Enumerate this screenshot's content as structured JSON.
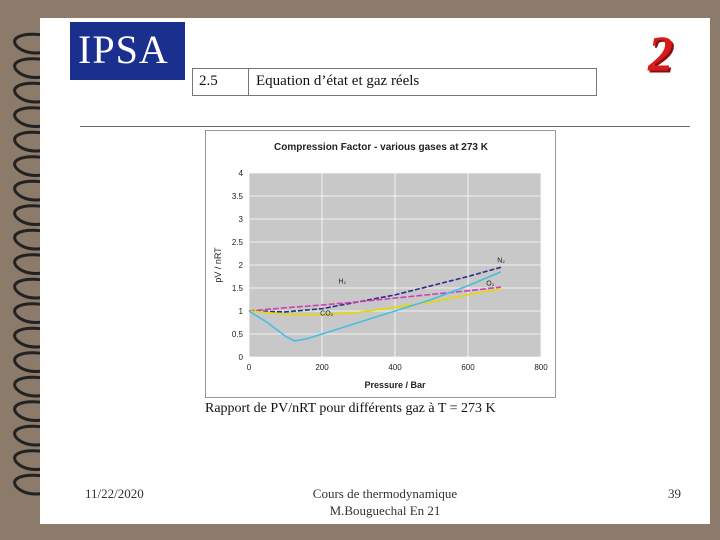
{
  "header": {
    "logo_text": "IPSA",
    "section_number": "2.5",
    "section_title": "Equation d’état et gaz réels",
    "page_mark": "2"
  },
  "caption": "Rapport de  PV/nRT  pour différents gaz à T = 273 K",
  "footer": {
    "date": "11/22/2020",
    "course_line1": "Cours de thermodynamique",
    "course_line2": "M.Bouguechal  En 21",
    "page_number": "39"
  },
  "colors": {
    "background": "#8c7a6b",
    "plot_area": "#c8c8c8",
    "logo_blue": "#1b2f8e",
    "page_mark_red": "#d91a1a"
  },
  "chart_data": {
    "type": "line",
    "title": "Compression Factor  - various gases at 273 K",
    "xlabel": "Pressure / Bar",
    "ylabel": "pV / nRT",
    "xlim": [
      0,
      800
    ],
    "ylim": [
      0,
      4
    ],
    "x_ticks": [
      "0",
      "200",
      "400",
      "600",
      "800"
    ],
    "y_ticks": [
      "0",
      "0.5",
      "1",
      "1.5",
      "2",
      "2.5",
      "3",
      "3.5",
      "4"
    ],
    "grid": true,
    "series": [
      {
        "name": "N2",
        "color": "#2a2f8a",
        "points": [
          [
            0,
            1.0
          ],
          [
            100,
            0.98
          ],
          [
            200,
            1.05
          ],
          [
            300,
            1.2
          ],
          [
            400,
            1.35
          ],
          [
            500,
            1.55
          ],
          [
            600,
            1.75
          ],
          [
            690,
            1.95
          ]
        ]
      },
      {
        "name": "H2",
        "color": "#d23fb5",
        "points": [
          [
            0,
            1.0
          ],
          [
            100,
            1.07
          ],
          [
            200,
            1.13
          ],
          [
            300,
            1.2
          ],
          [
            400,
            1.28
          ],
          [
            500,
            1.36
          ],
          [
            600,
            1.44
          ],
          [
            690,
            1.52
          ]
        ]
      },
      {
        "name": "O2",
        "color": "#e6d800",
        "points": [
          [
            0,
            1.0
          ],
          [
            100,
            0.93
          ],
          [
            200,
            0.92
          ],
          [
            300,
            0.97
          ],
          [
            400,
            1.08
          ],
          [
            500,
            1.2
          ],
          [
            600,
            1.35
          ],
          [
            690,
            1.48
          ]
        ]
      },
      {
        "name": "CO2",
        "color": "#45bfe0",
        "points": [
          [
            0,
            1.0
          ],
          [
            50,
            0.75
          ],
          [
            100,
            0.45
          ],
          [
            125,
            0.35
          ],
          [
            160,
            0.4
          ],
          [
            200,
            0.5
          ],
          [
            300,
            0.75
          ],
          [
            400,
            1.0
          ],
          [
            500,
            1.25
          ],
          [
            600,
            1.55
          ],
          [
            690,
            1.85
          ]
        ]
      }
    ],
    "series_labels": [
      {
        "text": "N₂",
        "x": 680,
        "y": 2.05
      },
      {
        "text": "H₂",
        "x": 245,
        "y": 1.6
      },
      {
        "text": "O₂",
        "x": 650,
        "y": 1.55
      },
      {
        "text": "CO₂",
        "x": 195,
        "y": 0.9
      }
    ]
  }
}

------

> Stated goal
Output every entry word for word, but omit the pictures.

> Solution to the exercise
Enumerate this screenshot's content as structured JSON.
{
  "header": {
    "logo_text": "IPSA",
    "section_number": "2.5",
    "section_title": "Equation d’état et gaz réels",
    "page_mark": "2"
  },
  "caption": "Rapport de  PV/nRT  pour différents gaz à T = 273 K",
  "footer": {
    "date": "11/22/2020",
    "course_line1": "Cours de thermodynamique",
    "course_line2": "M.Bouguechal  En 21",
    "page_number": "39"
  },
  "colors": {
    "background": "#8c7a6b",
    "plot_area": "#c8c8c8",
    "logo_blue": "#1b2f8e",
    "page_mark_red": "#d91a1a"
  },
  "chart_data": {
    "type": "line",
    "title": "Compression Factor  - various gases at 273 K",
    "xlabel": "Pressure / Bar",
    "ylabel": "pV / nRT",
    "xlim": [
      0,
      800
    ],
    "ylim": [
      0,
      4
    ],
    "x_ticks": [
      "0",
      "200",
      "400",
      "600",
      "800"
    ],
    "y_ticks": [
      "0",
      "0.5",
      "1",
      "1.5",
      "2",
      "2.5",
      "3",
      "3.5",
      "4"
    ],
    "grid": true,
    "series": [
      {
        "name": "N2",
        "color": "#2a2f8a",
        "points": [
          [
            0,
            1.0
          ],
          [
            100,
            0.98
          ],
          [
            200,
            1.05
          ],
          [
            300,
            1.2
          ],
          [
            400,
            1.35
          ],
          [
            500,
            1.55
          ],
          [
            600,
            1.75
          ],
          [
            690,
            1.95
          ]
        ]
      },
      {
        "name": "H2",
        "color": "#d23fb5",
        "points": [
          [
            0,
            1.0
          ],
          [
            100,
            1.07
          ],
          [
            200,
            1.13
          ],
          [
            300,
            1.2
          ],
          [
            400,
            1.28
          ],
          [
            500,
            1.36
          ],
          [
            600,
            1.44
          ],
          [
            690,
            1.52
          ]
        ]
      },
      {
        "name": "O2",
        "color": "#e6d800",
        "points": [
          [
            0,
            1.0
          ],
          [
            100,
            0.93
          ],
          [
            200,
            0.92
          ],
          [
            300,
            0.97
          ],
          [
            400,
            1.08
          ],
          [
            500,
            1.2
          ],
          [
            600,
            1.35
          ],
          [
            690,
            1.48
          ]
        ]
      },
      {
        "name": "CO2",
        "color": "#45bfe0",
        "points": [
          [
            0,
            1.0
          ],
          [
            50,
            0.75
          ],
          [
            100,
            0.45
          ],
          [
            125,
            0.35
          ],
          [
            160,
            0.4
          ],
          [
            200,
            0.5
          ],
          [
            300,
            0.75
          ],
          [
            400,
            1.0
          ],
          [
            500,
            1.25
          ],
          [
            600,
            1.55
          ],
          [
            690,
            1.85
          ]
        ]
      }
    ],
    "series_labels": [
      {
        "text": "N₂",
        "x": 680,
        "y": 2.05
      },
      {
        "text": "H₂",
        "x": 245,
        "y": 1.6
      },
      {
        "text": "O₂",
        "x": 650,
        "y": 1.55
      },
      {
        "text": "CO₂",
        "x": 195,
        "y": 0.9
      }
    ]
  }
}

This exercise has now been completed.